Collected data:
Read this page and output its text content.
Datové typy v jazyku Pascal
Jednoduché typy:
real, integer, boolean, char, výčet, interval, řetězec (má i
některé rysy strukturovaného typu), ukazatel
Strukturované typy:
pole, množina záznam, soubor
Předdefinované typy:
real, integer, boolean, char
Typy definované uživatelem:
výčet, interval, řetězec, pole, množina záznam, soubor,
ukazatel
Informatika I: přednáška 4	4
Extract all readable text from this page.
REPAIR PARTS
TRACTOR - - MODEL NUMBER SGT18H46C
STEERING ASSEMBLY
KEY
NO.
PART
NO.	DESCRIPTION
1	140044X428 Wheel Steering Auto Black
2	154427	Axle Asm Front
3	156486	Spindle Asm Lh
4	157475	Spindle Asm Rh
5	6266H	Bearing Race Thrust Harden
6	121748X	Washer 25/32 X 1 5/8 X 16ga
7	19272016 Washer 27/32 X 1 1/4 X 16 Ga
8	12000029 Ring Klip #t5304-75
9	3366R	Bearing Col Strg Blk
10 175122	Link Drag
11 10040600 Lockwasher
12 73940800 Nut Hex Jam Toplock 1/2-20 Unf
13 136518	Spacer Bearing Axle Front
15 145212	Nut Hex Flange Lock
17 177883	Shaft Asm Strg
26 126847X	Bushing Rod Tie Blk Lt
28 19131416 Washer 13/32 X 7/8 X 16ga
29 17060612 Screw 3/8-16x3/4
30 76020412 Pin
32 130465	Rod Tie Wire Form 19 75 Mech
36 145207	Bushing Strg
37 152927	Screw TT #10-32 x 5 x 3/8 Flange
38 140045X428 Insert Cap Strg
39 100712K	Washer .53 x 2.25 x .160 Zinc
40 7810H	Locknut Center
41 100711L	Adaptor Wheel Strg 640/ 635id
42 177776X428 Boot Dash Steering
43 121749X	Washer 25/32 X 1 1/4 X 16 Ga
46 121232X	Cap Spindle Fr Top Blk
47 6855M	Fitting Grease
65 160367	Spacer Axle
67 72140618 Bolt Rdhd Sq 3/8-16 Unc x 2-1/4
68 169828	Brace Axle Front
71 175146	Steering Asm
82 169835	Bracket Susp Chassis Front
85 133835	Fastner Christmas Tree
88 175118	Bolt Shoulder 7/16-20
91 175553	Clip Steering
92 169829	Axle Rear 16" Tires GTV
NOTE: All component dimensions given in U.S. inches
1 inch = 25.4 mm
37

TASK OBJECTIVE. From the entries, copy out each line containing the word "Bearing".

EXERCISE SOLUTION.
5	6266H	Bearing Race Thrust Harden
9	3366R	Bearing Col Strg Blk
13 136518	Spacer Bearing Axle Front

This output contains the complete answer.